## [Listing]

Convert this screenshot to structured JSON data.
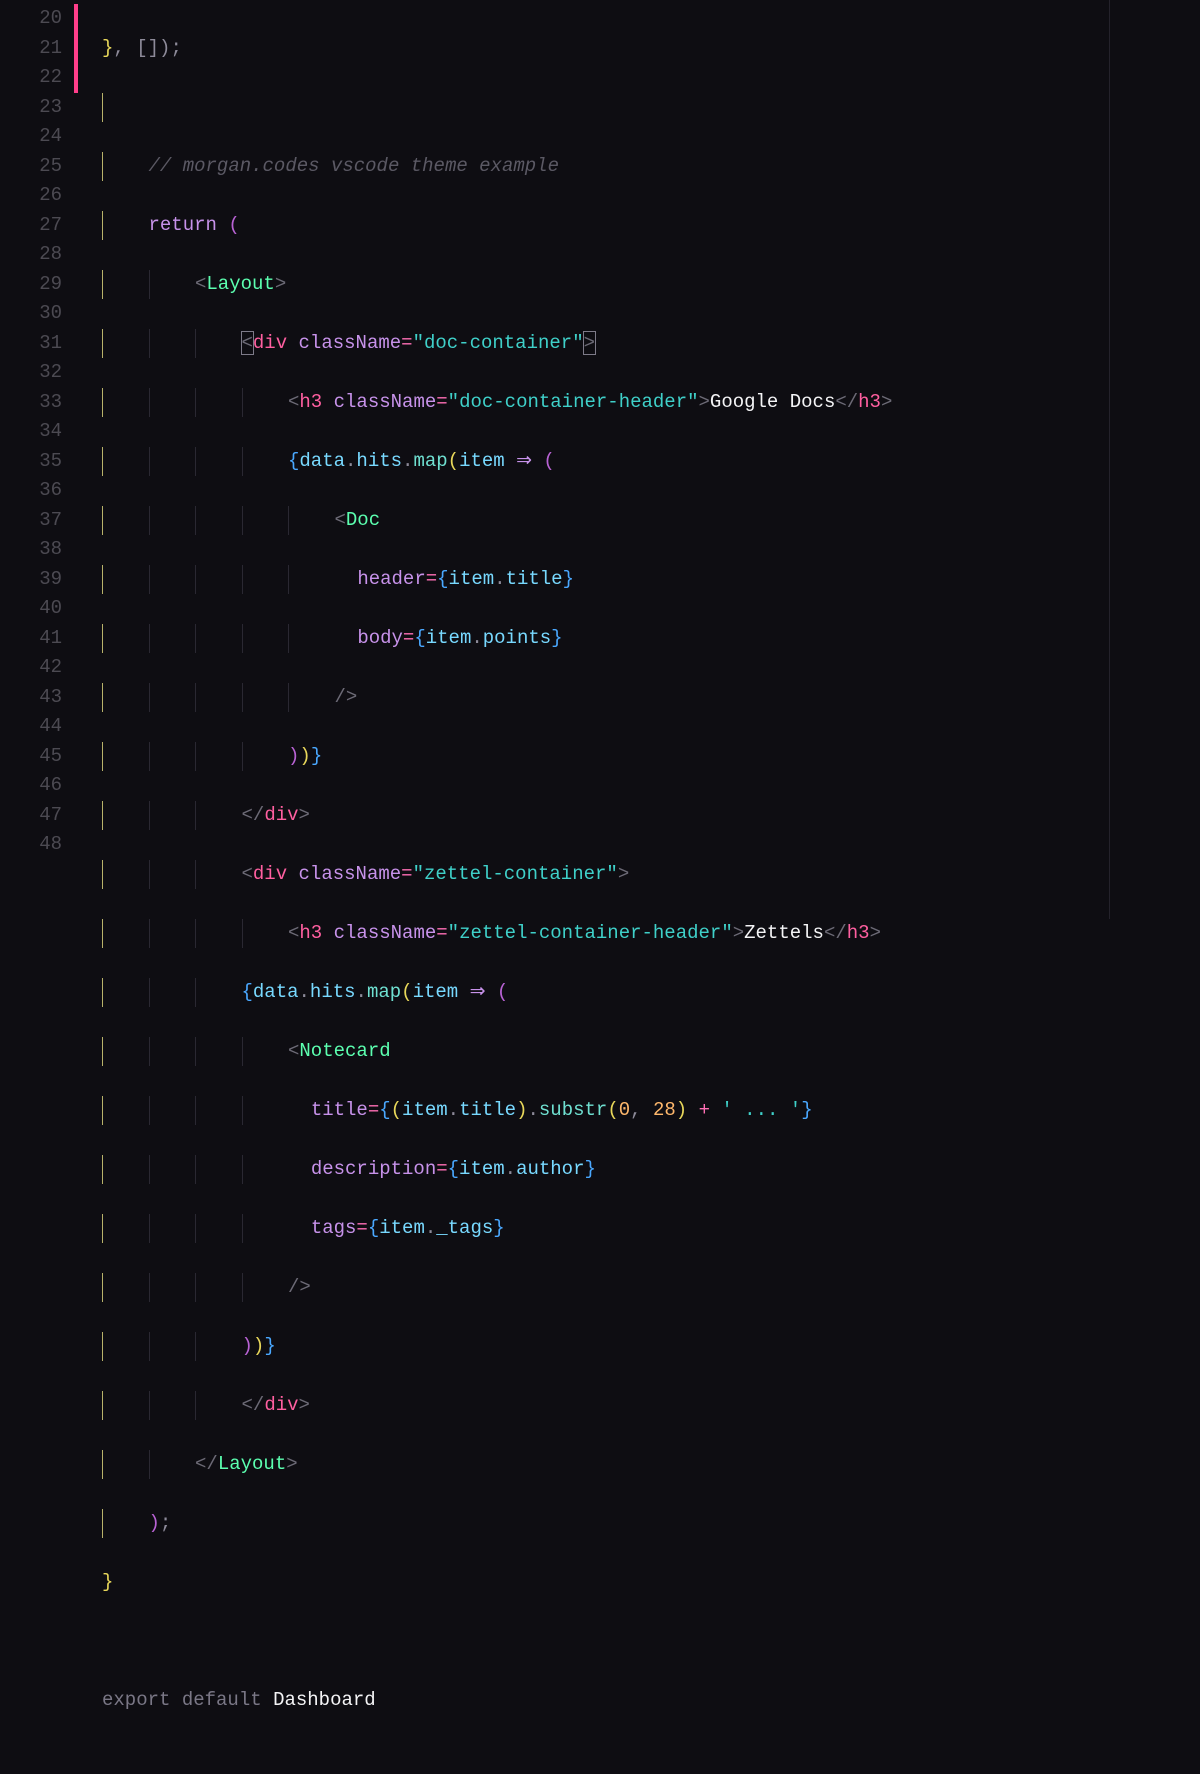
{
  "line_numbers": [
    "20",
    "21",
    "22",
    "23",
    "24",
    "25",
    "26",
    "27",
    "28",
    "29",
    "30",
    "31",
    "32",
    "33",
    "34",
    "35",
    "36",
    "37",
    "38",
    "39",
    "40",
    "41",
    "42",
    "43",
    "44",
    "45",
    "46",
    "47",
    "48"
  ],
  "code": {
    "l20": {
      "text": "}, []);",
      "tokens": []
    },
    "l22_comment": "// morgan.codes vscode theme example",
    "l23_return": "return",
    "l24_layout": "Layout",
    "l25": {
      "tag": "div",
      "attr": "className",
      "val": "doc-container"
    },
    "l26": {
      "tag": "h3",
      "attr": "className",
      "val": "doc-container-header",
      "text": "Google Docs"
    },
    "l27": {
      "obj": "data",
      "p1": "hits",
      "m": "map",
      "arg": "item"
    },
    "l28": {
      "comp": "Doc"
    },
    "l29": {
      "attr": "header",
      "obj": "item",
      "prop": "title"
    },
    "l30": {
      "attr": "body",
      "obj": "item",
      "prop": "points"
    },
    "l33": {
      "tag": "div"
    },
    "l34": {
      "tag": "div",
      "attr": "className",
      "val": "zettel-container"
    },
    "l35": {
      "tag": "h3",
      "attr": "className",
      "val": "zettel-container-header",
      "text": "Zettels"
    },
    "l36": {
      "obj": "data",
      "p1": "hits",
      "m": "map",
      "arg": "item"
    },
    "l37": {
      "comp": "Notecard"
    },
    "l38": {
      "attr": "title",
      "obj": "item",
      "prop": "title",
      "m": "substr",
      "n1": "0",
      "n2": "28",
      "tail": "' ... '"
    },
    "l39": {
      "attr": "description",
      "obj": "item",
      "prop": "author"
    },
    "l40": {
      "attr": "tags",
      "obj": "item",
      "prop": "_tags"
    },
    "l43": {
      "tag": "div"
    },
    "l44": {
      "comp": "Layout"
    },
    "l48": {
      "k1": "export",
      "k2": "default",
      "name": "Dashboard"
    }
  }
}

## [The task]
Reproduce the data word for word, excluding its pictures.

## [Exercise answer]
Convert this screenshot to structured JSON data.
{
  "line_numbers": [
    "20",
    "21",
    "22",
    "23",
    "24",
    "25",
    "26",
    "27",
    "28",
    "29",
    "30",
    "31",
    "32",
    "33",
    "34",
    "35",
    "36",
    "37",
    "38",
    "39",
    "40",
    "41",
    "42",
    "43",
    "44",
    "45",
    "46",
    "47",
    "48"
  ],
  "code": {
    "l20": {
      "text": "}, []);",
      "tokens": []
    },
    "l22_comment": "// morgan.codes vscode theme example",
    "l23_return": "return",
    "l24_layout": "Layout",
    "l25": {
      "tag": "div",
      "attr": "className",
      "val": "doc-container"
    },
    "l26": {
      "tag": "h3",
      "attr": "className",
      "val": "doc-container-header",
      "text": "Google Docs"
    },
    "l27": {
      "obj": "data",
      "p1": "hits",
      "m": "map",
      "arg": "item"
    },
    "l28": {
      "comp": "Doc"
    },
    "l29": {
      "attr": "header",
      "obj": "item",
      "prop": "title"
    },
    "l30": {
      "attr": "body",
      "obj": "item",
      "prop": "points"
    },
    "l33": {
      "tag": "div"
    },
    "l34": {
      "tag": "div",
      "attr": "className",
      "val": "zettel-container"
    },
    "l35": {
      "tag": "h3",
      "attr": "className",
      "val": "zettel-container-header",
      "text": "Zettels"
    },
    "l36": {
      "obj": "data",
      "p1": "hits",
      "m": "map",
      "arg": "item"
    },
    "l37": {
      "comp": "Notecard"
    },
    "l38": {
      "attr": "title",
      "obj": "item",
      "prop": "title",
      "m": "substr",
      "n1": "0",
      "n2": "28",
      "tail": "' ... '"
    },
    "l39": {
      "attr": "description",
      "obj": "item",
      "prop": "author"
    },
    "l40": {
      "attr": "tags",
      "obj": "item",
      "prop": "_tags"
    },
    "l43": {
      "tag": "div"
    },
    "l44": {
      "comp": "Layout"
    },
    "l48": {
      "k1": "export",
      "k2": "default",
      "name": "Dashboard"
    }
  }
}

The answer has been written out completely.